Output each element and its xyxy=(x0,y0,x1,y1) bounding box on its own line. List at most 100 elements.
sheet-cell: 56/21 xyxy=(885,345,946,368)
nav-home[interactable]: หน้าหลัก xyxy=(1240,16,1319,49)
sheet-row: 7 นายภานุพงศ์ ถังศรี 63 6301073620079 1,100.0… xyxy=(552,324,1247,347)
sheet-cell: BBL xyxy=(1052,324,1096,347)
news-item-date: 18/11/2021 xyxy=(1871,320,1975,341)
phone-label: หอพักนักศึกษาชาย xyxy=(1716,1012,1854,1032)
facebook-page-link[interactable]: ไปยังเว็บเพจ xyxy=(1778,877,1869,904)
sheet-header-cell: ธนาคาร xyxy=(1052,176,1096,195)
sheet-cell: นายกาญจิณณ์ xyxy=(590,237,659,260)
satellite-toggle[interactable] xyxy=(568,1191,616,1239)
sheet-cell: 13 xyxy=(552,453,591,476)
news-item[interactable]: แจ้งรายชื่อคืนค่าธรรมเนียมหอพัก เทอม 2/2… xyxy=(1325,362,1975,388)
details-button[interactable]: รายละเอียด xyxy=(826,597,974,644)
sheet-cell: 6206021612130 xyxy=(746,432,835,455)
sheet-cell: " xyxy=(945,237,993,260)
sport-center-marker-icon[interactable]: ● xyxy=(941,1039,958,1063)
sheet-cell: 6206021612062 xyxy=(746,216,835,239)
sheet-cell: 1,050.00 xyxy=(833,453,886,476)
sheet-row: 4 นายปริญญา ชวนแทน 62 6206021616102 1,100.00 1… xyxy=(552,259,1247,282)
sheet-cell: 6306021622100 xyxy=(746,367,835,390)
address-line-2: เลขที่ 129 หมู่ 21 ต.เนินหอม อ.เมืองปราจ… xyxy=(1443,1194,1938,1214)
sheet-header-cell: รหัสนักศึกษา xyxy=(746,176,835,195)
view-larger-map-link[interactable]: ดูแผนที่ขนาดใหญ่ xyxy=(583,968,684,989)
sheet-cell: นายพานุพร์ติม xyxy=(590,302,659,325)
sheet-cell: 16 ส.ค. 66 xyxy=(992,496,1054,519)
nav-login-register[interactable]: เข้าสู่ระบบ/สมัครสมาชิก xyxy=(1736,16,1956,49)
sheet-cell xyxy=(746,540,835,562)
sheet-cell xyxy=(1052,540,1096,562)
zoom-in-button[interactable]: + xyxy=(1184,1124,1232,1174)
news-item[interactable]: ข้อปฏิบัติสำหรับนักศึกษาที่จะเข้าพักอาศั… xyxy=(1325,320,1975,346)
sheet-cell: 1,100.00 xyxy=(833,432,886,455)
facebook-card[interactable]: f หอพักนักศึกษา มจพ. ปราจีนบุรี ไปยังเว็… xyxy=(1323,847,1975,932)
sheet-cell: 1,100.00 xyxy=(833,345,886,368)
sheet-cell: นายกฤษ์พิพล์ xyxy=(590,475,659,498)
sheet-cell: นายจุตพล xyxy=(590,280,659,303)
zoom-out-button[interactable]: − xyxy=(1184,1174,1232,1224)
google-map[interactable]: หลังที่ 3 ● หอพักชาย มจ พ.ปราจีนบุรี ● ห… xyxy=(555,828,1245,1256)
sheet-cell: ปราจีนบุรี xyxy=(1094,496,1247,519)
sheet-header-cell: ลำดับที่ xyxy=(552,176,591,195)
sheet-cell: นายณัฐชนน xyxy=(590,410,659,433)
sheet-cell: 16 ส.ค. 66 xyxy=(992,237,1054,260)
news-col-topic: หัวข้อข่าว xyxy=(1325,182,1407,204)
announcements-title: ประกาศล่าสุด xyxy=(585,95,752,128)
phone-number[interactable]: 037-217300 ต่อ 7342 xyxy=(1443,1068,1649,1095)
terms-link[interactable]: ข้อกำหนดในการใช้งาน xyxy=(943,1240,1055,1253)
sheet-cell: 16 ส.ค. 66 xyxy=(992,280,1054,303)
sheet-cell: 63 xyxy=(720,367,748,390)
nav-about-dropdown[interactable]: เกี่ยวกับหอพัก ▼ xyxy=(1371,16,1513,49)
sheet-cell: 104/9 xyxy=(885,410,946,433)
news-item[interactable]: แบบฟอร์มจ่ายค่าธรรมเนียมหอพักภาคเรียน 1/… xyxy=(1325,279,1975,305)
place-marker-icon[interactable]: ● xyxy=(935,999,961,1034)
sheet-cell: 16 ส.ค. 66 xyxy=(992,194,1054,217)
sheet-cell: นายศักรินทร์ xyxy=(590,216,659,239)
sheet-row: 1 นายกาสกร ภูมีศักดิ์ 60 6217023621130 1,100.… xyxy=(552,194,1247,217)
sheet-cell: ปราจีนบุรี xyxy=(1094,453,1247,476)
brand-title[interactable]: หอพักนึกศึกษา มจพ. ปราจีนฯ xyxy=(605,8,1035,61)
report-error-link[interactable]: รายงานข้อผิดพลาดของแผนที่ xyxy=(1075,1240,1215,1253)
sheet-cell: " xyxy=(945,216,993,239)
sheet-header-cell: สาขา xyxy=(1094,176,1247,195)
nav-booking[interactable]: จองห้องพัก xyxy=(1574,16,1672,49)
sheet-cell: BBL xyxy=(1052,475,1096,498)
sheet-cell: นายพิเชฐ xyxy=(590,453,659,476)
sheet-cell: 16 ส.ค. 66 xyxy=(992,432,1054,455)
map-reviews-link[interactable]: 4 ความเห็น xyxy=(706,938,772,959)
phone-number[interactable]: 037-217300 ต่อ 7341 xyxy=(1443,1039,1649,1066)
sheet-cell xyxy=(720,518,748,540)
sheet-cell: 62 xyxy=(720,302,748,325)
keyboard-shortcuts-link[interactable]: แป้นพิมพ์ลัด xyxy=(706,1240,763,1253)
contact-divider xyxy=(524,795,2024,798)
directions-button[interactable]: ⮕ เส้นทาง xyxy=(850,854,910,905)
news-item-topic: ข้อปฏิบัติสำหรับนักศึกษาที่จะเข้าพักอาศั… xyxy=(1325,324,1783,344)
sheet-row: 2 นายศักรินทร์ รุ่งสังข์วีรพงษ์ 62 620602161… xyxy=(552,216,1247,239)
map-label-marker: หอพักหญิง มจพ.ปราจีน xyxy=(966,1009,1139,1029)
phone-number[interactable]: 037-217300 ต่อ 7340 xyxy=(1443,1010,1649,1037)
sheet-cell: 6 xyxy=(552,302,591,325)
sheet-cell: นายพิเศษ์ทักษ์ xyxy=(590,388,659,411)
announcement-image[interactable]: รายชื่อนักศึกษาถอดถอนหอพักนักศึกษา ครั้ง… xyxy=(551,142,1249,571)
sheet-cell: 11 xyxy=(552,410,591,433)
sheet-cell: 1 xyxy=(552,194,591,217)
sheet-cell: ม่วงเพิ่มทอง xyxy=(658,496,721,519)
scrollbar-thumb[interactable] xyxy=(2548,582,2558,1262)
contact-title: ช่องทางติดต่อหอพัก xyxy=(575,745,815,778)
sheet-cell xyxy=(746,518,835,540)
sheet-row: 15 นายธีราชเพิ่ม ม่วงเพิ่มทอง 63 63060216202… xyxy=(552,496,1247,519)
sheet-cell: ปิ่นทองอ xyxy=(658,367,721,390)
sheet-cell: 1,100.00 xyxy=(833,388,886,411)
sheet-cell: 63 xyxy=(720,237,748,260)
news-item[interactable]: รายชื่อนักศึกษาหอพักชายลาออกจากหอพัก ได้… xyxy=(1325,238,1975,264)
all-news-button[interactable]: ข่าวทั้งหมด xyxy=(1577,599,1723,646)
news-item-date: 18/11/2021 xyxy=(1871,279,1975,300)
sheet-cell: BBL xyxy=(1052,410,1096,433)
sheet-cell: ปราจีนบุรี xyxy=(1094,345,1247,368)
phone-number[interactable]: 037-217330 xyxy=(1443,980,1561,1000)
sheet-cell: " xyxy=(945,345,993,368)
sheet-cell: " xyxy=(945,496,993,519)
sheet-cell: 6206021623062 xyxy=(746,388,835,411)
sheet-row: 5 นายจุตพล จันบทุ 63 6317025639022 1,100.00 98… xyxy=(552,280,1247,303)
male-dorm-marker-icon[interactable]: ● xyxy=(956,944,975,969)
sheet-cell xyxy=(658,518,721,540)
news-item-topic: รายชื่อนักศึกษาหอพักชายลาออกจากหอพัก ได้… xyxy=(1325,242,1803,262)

──────

OBJECTIVE: Could you write out, unchanged, every line from the first line above through the line that contains "sheet-cell: นายกฤษ์พิพล์ xyxy=(590,475,659,498)", including both of those lines and no others?

EXERCISE RESPONSE:
Output each element and its xyxy=(x0,y0,x1,y1) bounding box on its own line. List at most 100 elements.
sheet-cell: 56/21 xyxy=(885,345,946,368)
nav-home[interactable]: หน้าหลัก xyxy=(1240,16,1319,49)
sheet-row: 7 นายภานุพงศ์ ถังศรี 63 6301073620079 1,100.0… xyxy=(552,324,1247,347)
sheet-cell: BBL xyxy=(1052,324,1096,347)
news-item-date: 18/11/2021 xyxy=(1871,320,1975,341)
phone-label: หอพักนักศึกษาชาย xyxy=(1716,1012,1854,1032)
facebook-page-link[interactable]: ไปยังเว็บเพจ xyxy=(1778,877,1869,904)
sheet-header-cell: ธนาคาร xyxy=(1052,176,1096,195)
sheet-cell: นายกาญจิณณ์ xyxy=(590,237,659,260)
satellite-toggle[interactable] xyxy=(568,1191,616,1239)
sheet-cell: 13 xyxy=(552,453,591,476)
news-item[interactable]: แจ้งรายชื่อคืนค่าธรรมเนียมหอพัก เทอม 2/2… xyxy=(1325,362,1975,388)
details-button[interactable]: รายละเอียด xyxy=(826,597,974,644)
sheet-cell: 6206021612130 xyxy=(746,432,835,455)
sheet-cell: " xyxy=(945,237,993,260)
sport-center-marker-icon[interactable]: ● xyxy=(941,1039,958,1063)
sheet-cell: 6206021612062 xyxy=(746,216,835,239)
sheet-cell: 1,050.00 xyxy=(833,453,886,476)
sheet-row: 4 นายปริญญา ชวนแทน 62 6206021616102 1,100.00 1… xyxy=(552,259,1247,282)
sheet-cell: 6306021622100 xyxy=(746,367,835,390)
address-line-2: เลขที่ 129 หมู่ 21 ต.เนินหอม อ.เมืองปราจ… xyxy=(1443,1194,1938,1214)
sheet-header-cell: รหัสนักศึกษา xyxy=(746,176,835,195)
view-larger-map-link[interactable]: ดูแผนที่ขนาดใหญ่ xyxy=(583,968,684,989)
sheet-cell: นายพานุพร์ติม xyxy=(590,302,659,325)
sheet-cell: 16 ส.ค. 66 xyxy=(992,496,1054,519)
nav-login-register[interactable]: เข้าสู่ระบบ/สมัครสมาชิก xyxy=(1736,16,1956,49)
sheet-cell xyxy=(746,540,835,562)
sheet-cell xyxy=(1052,540,1096,562)
zoom-in-button[interactable]: + xyxy=(1184,1124,1232,1174)
news-item[interactable]: ข้อปฏิบัติสำหรับนักศึกษาที่จะเข้าพักอาศั… xyxy=(1325,320,1975,346)
sheet-cell: 1,100.00 xyxy=(833,432,886,455)
facebook-card[interactable]: f หอพักนักศึกษา มจพ. ปราจีนบุรี ไปยังเว็… xyxy=(1323,847,1975,932)
sheet-cell: 1,100.00 xyxy=(833,345,886,368)
sheet-cell: นายกฤษ์พิพล์ xyxy=(590,475,659,498)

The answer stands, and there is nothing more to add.